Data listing
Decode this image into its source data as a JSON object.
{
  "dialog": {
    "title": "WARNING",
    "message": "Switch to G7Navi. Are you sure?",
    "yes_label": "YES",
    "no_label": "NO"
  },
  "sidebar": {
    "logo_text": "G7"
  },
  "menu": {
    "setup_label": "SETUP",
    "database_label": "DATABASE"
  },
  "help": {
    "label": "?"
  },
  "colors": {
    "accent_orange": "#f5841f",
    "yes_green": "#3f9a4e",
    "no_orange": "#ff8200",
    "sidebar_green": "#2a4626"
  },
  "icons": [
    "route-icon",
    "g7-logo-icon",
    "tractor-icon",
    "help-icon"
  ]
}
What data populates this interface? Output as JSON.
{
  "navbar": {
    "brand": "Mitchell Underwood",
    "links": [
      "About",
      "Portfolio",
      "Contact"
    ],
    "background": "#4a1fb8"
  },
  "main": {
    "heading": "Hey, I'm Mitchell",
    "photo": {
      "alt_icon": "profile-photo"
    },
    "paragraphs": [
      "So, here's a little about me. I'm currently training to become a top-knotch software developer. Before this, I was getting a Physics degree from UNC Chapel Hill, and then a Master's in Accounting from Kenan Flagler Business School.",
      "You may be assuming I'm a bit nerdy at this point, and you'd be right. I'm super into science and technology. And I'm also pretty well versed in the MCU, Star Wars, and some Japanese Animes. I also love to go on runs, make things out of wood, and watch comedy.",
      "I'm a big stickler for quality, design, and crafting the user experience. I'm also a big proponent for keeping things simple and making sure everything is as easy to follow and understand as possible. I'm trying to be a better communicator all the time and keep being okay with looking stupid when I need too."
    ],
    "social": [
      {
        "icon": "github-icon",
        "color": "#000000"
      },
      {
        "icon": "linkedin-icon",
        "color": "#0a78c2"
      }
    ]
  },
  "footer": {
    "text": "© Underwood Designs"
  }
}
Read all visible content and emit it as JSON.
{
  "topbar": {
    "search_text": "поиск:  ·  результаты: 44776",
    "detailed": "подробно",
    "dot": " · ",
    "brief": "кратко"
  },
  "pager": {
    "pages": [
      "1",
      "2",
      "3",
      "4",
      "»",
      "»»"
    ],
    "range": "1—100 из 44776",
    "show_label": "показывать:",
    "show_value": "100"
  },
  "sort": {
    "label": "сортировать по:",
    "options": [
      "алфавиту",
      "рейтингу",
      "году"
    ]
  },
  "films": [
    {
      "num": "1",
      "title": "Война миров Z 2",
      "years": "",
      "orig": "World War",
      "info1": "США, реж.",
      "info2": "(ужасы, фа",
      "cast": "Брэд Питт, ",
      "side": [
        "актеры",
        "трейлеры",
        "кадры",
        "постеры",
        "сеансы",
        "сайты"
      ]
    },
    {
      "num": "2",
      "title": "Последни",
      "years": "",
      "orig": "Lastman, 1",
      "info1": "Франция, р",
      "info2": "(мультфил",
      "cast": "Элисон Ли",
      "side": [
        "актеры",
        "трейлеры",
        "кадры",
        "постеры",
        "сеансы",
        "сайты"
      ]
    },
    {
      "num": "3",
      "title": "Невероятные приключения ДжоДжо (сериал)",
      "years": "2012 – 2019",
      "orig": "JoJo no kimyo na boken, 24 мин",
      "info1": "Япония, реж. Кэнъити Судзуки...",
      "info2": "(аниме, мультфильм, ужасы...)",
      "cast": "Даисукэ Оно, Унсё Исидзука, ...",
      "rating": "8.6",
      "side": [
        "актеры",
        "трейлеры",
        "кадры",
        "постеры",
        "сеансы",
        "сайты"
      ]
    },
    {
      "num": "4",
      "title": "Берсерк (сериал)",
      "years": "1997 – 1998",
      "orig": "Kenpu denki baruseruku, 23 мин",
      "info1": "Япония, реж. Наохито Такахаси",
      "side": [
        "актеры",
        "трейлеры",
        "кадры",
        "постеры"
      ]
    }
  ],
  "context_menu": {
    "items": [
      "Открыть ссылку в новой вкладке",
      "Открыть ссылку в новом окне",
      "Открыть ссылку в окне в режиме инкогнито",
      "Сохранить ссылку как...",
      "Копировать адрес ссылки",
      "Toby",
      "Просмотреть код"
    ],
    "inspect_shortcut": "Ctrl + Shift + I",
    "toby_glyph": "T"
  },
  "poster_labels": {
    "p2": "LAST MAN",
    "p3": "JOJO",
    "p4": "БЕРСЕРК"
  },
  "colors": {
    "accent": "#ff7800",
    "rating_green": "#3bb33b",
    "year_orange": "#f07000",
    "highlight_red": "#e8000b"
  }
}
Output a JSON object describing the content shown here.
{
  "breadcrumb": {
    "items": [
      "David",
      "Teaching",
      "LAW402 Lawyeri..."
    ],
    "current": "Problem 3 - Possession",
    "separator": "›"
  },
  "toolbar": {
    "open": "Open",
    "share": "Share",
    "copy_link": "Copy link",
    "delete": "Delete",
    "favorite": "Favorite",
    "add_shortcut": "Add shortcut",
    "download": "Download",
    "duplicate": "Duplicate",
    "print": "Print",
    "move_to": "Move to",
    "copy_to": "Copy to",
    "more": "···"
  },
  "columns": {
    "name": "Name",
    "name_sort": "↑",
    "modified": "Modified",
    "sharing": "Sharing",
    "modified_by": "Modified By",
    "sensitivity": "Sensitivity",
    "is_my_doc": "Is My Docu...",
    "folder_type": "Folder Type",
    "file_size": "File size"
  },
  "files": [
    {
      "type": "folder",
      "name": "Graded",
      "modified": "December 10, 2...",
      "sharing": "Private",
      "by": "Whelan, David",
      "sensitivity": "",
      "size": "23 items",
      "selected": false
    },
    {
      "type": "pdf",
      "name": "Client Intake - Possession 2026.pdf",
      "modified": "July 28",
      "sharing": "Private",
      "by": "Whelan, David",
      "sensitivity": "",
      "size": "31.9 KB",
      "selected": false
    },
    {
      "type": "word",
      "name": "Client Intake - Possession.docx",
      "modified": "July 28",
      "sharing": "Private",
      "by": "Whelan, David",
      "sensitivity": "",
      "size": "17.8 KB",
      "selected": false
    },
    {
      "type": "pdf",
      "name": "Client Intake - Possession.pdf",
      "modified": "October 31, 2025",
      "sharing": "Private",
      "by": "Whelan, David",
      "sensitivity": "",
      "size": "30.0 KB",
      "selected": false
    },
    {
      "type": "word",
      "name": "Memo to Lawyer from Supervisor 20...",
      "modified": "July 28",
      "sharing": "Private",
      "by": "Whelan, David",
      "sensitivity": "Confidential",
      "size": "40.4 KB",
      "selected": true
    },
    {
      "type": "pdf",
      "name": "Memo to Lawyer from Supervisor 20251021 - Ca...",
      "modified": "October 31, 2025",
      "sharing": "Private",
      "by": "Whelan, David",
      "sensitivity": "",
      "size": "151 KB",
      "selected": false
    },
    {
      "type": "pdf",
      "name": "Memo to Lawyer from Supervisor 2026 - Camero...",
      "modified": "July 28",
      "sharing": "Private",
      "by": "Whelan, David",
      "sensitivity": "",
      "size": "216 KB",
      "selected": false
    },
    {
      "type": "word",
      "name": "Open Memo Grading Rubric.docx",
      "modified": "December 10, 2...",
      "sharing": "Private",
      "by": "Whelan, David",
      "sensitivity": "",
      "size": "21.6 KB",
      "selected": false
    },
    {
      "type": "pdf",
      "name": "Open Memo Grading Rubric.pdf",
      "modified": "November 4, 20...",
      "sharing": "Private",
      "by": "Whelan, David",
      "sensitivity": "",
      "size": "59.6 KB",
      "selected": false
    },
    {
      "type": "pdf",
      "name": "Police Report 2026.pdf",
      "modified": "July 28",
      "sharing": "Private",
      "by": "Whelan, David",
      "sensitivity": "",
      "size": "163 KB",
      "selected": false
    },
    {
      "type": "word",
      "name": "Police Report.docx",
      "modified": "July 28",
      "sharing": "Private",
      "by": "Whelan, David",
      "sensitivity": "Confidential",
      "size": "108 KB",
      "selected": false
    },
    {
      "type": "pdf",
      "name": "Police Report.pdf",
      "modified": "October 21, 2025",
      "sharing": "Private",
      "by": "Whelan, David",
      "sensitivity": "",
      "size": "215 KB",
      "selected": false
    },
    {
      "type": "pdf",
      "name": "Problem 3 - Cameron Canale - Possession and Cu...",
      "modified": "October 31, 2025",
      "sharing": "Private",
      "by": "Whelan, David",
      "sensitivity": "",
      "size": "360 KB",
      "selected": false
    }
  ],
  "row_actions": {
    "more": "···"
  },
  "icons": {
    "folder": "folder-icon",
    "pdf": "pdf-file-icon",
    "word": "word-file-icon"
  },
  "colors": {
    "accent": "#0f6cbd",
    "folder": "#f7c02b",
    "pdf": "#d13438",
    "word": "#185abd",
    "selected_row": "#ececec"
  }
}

### GOAL OF THE EXERCISE
Out of the preceding entries, pull every line containing the string "Underwood".

### ANSWER BELOW
    "brand": "Mitchell Underwood",
    "text": "© Underwood Designs"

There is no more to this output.